**Dataset excerpts**
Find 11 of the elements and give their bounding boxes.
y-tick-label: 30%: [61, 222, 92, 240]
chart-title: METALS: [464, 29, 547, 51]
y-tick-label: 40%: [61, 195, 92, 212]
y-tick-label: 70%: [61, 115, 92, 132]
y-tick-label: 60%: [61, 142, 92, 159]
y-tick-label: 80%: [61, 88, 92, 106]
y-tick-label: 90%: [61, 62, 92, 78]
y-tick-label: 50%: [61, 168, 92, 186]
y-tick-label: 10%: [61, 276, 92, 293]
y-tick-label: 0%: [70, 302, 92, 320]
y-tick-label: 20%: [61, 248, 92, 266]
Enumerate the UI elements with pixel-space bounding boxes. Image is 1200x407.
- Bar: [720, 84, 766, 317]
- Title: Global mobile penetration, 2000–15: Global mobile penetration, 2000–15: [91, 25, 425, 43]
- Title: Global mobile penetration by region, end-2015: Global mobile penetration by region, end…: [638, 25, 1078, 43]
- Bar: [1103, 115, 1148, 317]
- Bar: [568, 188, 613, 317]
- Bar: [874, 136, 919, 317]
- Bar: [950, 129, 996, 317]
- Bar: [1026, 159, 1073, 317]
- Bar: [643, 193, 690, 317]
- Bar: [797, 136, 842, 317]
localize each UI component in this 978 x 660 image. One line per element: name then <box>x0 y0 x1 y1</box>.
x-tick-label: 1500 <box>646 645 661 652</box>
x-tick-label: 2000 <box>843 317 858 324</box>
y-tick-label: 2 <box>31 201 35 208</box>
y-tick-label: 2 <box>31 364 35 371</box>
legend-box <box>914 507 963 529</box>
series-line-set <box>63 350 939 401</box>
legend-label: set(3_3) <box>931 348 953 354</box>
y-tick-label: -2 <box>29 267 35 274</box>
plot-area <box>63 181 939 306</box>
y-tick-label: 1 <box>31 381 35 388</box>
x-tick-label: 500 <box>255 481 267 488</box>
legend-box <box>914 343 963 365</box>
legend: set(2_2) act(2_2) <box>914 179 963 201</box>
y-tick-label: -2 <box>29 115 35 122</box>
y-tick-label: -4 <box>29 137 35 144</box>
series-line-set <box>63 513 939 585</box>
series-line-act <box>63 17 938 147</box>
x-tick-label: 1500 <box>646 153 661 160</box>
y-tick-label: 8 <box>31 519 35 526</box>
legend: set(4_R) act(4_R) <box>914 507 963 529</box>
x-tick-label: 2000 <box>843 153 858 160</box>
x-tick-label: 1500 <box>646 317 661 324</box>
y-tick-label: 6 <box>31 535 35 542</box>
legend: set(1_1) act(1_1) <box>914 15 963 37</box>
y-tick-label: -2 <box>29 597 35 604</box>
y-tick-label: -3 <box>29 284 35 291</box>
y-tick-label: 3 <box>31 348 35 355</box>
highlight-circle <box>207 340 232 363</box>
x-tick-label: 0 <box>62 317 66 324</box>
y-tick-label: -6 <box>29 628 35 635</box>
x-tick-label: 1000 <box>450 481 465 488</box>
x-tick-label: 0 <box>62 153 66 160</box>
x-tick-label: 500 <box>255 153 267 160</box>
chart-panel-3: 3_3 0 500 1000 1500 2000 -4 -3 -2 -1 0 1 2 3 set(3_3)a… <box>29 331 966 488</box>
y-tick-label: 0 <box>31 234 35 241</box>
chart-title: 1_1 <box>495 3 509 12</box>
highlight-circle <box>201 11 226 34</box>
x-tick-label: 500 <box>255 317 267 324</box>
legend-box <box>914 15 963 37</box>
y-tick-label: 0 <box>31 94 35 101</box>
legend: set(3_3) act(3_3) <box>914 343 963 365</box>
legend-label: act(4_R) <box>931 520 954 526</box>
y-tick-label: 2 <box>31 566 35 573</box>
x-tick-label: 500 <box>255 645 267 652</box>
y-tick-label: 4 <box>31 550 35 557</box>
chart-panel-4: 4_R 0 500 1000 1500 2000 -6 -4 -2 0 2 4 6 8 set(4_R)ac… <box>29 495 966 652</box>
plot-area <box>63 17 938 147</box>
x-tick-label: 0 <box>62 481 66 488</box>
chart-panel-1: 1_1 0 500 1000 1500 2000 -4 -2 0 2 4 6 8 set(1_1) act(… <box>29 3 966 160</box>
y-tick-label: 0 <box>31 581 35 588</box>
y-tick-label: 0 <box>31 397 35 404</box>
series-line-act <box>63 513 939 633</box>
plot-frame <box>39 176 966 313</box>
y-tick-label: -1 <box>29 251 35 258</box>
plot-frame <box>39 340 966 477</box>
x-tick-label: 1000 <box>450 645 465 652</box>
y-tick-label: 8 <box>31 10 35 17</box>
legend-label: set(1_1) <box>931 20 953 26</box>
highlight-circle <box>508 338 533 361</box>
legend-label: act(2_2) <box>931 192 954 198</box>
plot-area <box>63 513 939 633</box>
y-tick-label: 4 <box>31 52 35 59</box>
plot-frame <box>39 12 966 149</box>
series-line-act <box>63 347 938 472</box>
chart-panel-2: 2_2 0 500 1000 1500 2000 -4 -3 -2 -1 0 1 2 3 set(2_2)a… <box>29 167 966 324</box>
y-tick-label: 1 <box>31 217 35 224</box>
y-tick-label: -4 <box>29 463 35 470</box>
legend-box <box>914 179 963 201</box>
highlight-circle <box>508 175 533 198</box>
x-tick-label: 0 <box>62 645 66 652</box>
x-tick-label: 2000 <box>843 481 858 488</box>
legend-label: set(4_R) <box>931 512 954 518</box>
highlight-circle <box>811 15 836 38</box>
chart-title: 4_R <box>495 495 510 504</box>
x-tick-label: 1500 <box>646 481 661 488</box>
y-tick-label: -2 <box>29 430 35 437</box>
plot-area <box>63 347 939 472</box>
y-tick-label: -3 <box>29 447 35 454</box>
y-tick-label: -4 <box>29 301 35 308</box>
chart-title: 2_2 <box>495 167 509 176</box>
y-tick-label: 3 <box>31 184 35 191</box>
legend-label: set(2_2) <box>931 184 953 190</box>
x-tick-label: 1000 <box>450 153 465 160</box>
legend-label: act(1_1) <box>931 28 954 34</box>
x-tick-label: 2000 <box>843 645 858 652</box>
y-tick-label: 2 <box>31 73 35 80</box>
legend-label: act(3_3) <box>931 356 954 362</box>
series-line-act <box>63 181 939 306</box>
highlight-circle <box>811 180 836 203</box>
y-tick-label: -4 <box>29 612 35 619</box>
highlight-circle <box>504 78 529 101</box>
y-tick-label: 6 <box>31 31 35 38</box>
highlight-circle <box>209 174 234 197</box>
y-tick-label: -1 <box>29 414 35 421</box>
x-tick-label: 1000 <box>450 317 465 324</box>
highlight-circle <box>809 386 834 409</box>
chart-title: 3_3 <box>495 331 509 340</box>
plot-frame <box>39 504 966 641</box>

**Exercise details**
Write out every line of the records above word for word, in the same order.

**Solution to this exercise**
Find 11 of the elements and give their bounding boxes.
y-tick-label: 30%: [61, 222, 92, 240]
chart-title: METALS: [464, 29, 547, 51]
y-tick-label: 40%: [61, 195, 92, 212]
y-tick-label: 70%: [61, 115, 92, 132]
y-tick-label: 60%: [61, 142, 92, 159]
y-tick-label: 80%: [61, 88, 92, 106]
y-tick-label: 90%: [61, 62, 92, 78]
y-tick-label: 50%: [61, 168, 92, 186]
y-tick-label: 10%: [61, 276, 92, 293]
y-tick-label: 0%: [70, 302, 92, 320]
y-tick-label: 20%: [61, 248, 92, 266]
Enumerate the UI elements with pixel-space bounding boxes. Image is 1200x407.
- Bar: [720, 84, 766, 317]
- Title: Global mobile penetration, 2000–15: Global mobile penetration, 2000–15: [91, 25, 425, 43]
- Title: Global mobile penetration by region, end-2015: Global mobile penetration by region, end…: [638, 25, 1078, 43]
- Bar: [1103, 115, 1148, 317]
- Bar: [568, 188, 613, 317]
- Bar: [874, 136, 919, 317]
- Bar: [950, 129, 996, 317]
- Bar: [1026, 159, 1073, 317]
- Bar: [643, 193, 690, 317]
- Bar: [797, 136, 842, 317]
localize each UI component in this 978 x 660 image. One line per element: name then <box>x0 y0 x1 y1</box>.
x-tick-label: 1500 <box>646 645 661 652</box>
x-tick-label: 2000 <box>843 317 858 324</box>
y-tick-label: 2 <box>31 201 35 208</box>
y-tick-label: 2 <box>31 364 35 371</box>
legend-box <box>914 507 963 529</box>
series-line-set <box>63 350 939 401</box>
legend-label: set(3_3) <box>931 348 953 354</box>
y-tick-label: -2 <box>29 267 35 274</box>
plot-area <box>63 181 939 306</box>
y-tick-label: 1 <box>31 381 35 388</box>
x-tick-label: 500 <box>255 481 267 488</box>
legend-box <box>914 343 963 365</box>
legend: set(2_2) act(2_2) <box>914 179 963 201</box>
y-tick-label: -2 <box>29 115 35 122</box>
y-tick-label: -4 <box>29 137 35 144</box>
series-line-set <box>63 513 939 585</box>
series-line-act <box>63 17 938 147</box>
x-tick-label: 1500 <box>646 153 661 160</box>
y-tick-label: 8 <box>31 519 35 526</box>
legend: set(4_R) act(4_R) <box>914 507 963 529</box>
x-tick-label: 2000 <box>843 153 858 160</box>
x-tick-label: 1500 <box>646 317 661 324</box>
y-tick-label: 6 <box>31 535 35 542</box>
legend: set(1_1) act(1_1) <box>914 15 963 37</box>
y-tick-label: -2 <box>29 597 35 604</box>
y-tick-label: -3 <box>29 284 35 291</box>
y-tick-label: 3 <box>31 348 35 355</box>
highlight-circle <box>207 340 232 363</box>
x-tick-label: 0 <box>62 317 66 324</box>
y-tick-label: -6 <box>29 628 35 635</box>
x-tick-label: 1000 <box>450 481 465 488</box>
x-tick-label: 0 <box>62 153 66 160</box>
x-tick-label: 500 <box>255 153 267 160</box>
chart-panel-3: 3_3 0 500 1000 1500 2000 -4 -3 -2 -1 0 1 2 3 set(3_3)a… <box>29 331 966 488</box>
y-tick-label: 0 <box>31 234 35 241</box>
chart-title: 1_1 <box>495 3 509 12</box>
highlight-circle <box>201 11 226 34</box>
x-tick-label: 500 <box>255 317 267 324</box>
legend-box <box>914 15 963 37</box>
y-tick-label: 0 <box>31 94 35 101</box>
legend: set(3_3) act(3_3) <box>914 343 963 365</box>
legend-label: act(4_R) <box>931 520 954 526</box>
y-tick-label: 2 <box>31 566 35 573</box>
x-tick-label: 500 <box>255 645 267 652</box>
y-tick-label: 4 <box>31 550 35 557</box>
chart-panel-4: 4_R 0 500 1000 1500 2000 -6 -4 -2 0 2 4 6 8 set(4_R)ac… <box>29 495 966 652</box>
plot-area <box>63 17 938 147</box>
x-tick-label: 0 <box>62 481 66 488</box>
chart-panel-1: 1_1 0 500 1000 1500 2000 -4 -2 0 2 4 6 8 set(1_1) act(… <box>29 3 966 160</box>
y-tick-label: 0 <box>31 581 35 588</box>
y-tick-label: 0 <box>31 397 35 404</box>
series-line-act <box>63 513 939 633</box>
plot-frame <box>39 176 966 313</box>
y-tick-label: -1 <box>29 251 35 258</box>
plot-frame <box>39 340 966 477</box>
x-tick-label: 1000 <box>450 645 465 652</box>
y-tick-label: 8 <box>31 10 35 17</box>
legend-label: set(1_1) <box>931 20 953 26</box>
highlight-circle <box>508 338 533 361</box>
legend-label: act(2_2) <box>931 192 954 198</box>
plot-area <box>63 513 939 633</box>
y-tick-label: 4 <box>31 52 35 59</box>
plot-frame <box>39 12 966 149</box>
series-line-act <box>63 347 938 472</box>
chart-panel-2: 2_2 0 500 1000 1500 2000 -4 -3 -2 -1 0 1 2 3 set(2_2)a… <box>29 167 966 324</box>
y-tick-label: 1 <box>31 217 35 224</box>
y-tick-label: -4 <box>29 463 35 470</box>
legend-box <box>914 179 963 201</box>
highlight-circle <box>508 175 533 198</box>
x-tick-label: 0 <box>62 645 66 652</box>
x-tick-label: 2000 <box>843 481 858 488</box>
legend-label: set(4_R) <box>931 512 954 518</box>
highlight-circle <box>811 15 836 38</box>
chart-title: 4_R <box>495 495 510 504</box>
x-tick-label: 1500 <box>646 481 661 488</box>
y-tick-label: -2 <box>29 430 35 437</box>
plot-area <box>63 347 939 472</box>
y-tick-label: -3 <box>29 447 35 454</box>
y-tick-label: -4 <box>29 301 35 308</box>
chart-title: 2_2 <box>495 167 509 176</box>
y-tick-label: 3 <box>31 184 35 191</box>
legend-label: set(2_2) <box>931 184 953 190</box>
x-tick-label: 1000 <box>450 153 465 160</box>
legend-label: act(1_1) <box>931 28 954 34</box>
x-tick-label: 2000 <box>843 645 858 652</box>
y-tick-label: 2 <box>31 73 35 80</box>
legend-label: act(3_3) <box>931 356 954 362</box>
series-line-act <box>63 181 939 306</box>
highlight-circle <box>811 180 836 203</box>
y-tick-label: -4 <box>29 612 35 619</box>
highlight-circle <box>504 78 529 101</box>
y-tick-label: 6 <box>31 31 35 38</box>
highlight-circle <box>209 174 234 197</box>
y-tick-label: -1 <box>29 414 35 421</box>
x-tick-label: 1000 <box>450 317 465 324</box>
highlight-circle <box>809 386 834 409</box>
chart-title: 3_3 <box>495 331 509 340</box>
plot-frame <box>39 504 966 641</box>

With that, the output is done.